> [STATED TASK]:
Copy out the records below word for word and line for line, leaving nothing out and changing nothing.

(begin)

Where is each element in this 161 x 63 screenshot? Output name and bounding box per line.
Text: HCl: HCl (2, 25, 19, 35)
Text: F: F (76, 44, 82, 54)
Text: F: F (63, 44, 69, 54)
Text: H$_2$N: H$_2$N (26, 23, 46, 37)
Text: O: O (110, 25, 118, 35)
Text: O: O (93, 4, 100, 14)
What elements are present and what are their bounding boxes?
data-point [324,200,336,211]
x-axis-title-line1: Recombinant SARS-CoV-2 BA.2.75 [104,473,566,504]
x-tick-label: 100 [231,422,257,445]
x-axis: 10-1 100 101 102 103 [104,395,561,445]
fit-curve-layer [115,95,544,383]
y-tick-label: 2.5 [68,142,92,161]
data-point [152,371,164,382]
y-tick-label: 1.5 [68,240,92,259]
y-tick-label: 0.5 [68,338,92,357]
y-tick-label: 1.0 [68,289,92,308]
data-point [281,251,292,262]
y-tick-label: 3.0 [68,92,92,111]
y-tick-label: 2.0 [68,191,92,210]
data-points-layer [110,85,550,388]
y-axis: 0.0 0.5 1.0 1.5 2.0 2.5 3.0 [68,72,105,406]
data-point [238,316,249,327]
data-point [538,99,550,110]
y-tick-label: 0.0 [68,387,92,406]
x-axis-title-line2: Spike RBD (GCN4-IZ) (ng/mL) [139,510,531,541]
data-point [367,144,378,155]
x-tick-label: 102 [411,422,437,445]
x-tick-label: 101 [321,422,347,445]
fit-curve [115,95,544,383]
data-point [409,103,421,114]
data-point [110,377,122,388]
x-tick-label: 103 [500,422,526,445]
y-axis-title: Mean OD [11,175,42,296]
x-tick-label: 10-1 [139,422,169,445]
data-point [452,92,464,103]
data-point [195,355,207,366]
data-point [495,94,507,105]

(end)

> [SOLUTION BELOW]:
Where is each element in this 161 x 63 screenshot? Output name and bounding box per line.
Text: HCl: HCl (2, 25, 19, 35)
Text: F: F (76, 44, 82, 54)
Text: F: F (63, 44, 69, 54)
Text: H$_2$N: H$_2$N (26, 23, 46, 37)
Text: O: O (110, 25, 118, 35)
Text: O: O (93, 4, 100, 14)
What elements are present and what are their bounding boxes?
data-point [324,200,336,211]
x-axis-title-line1: Recombinant SARS-CoV-2 BA.2.75 [104,473,566,504]
x-tick-label: 100 [231,422,257,445]
x-axis: 10-1 100 101 102 103 [104,395,561,445]
fit-curve-layer [115,95,544,383]
y-tick-label: 2.5 [68,142,92,161]
data-point [152,371,164,382]
y-tick-label: 1.5 [68,240,92,259]
y-tick-label: 0.5 [68,338,92,357]
y-tick-label: 1.0 [68,289,92,308]
data-point [281,251,292,262]
y-tick-label: 3.0 [68,92,92,111]
y-tick-label: 2.0 [68,191,92,210]
data-points-layer [110,85,550,388]
y-axis: 0.0 0.5 1.0 1.5 2.0 2.5 3.0 [68,72,105,406]
data-point [238,316,249,327]
data-point [538,99,550,110]
y-tick-label: 0.0 [68,387,92,406]
x-axis-title-line2: Spike RBD (GCN4-IZ) (ng/mL) [139,510,531,541]
data-point [367,144,378,155]
x-tick-label: 102 [411,422,437,445]
x-tick-label: 101 [321,422,347,445]
fit-curve [115,95,544,383]
data-point [409,103,421,114]
data-point [110,377,122,388]
x-tick-label: 103 [500,422,526,445]
y-axis-title: Mean OD [11,175,42,296]
x-tick-label: 10-1 [139,422,169,445]
data-point [452,92,464,103]
data-point [195,355,207,366]
data-point [495,94,507,105]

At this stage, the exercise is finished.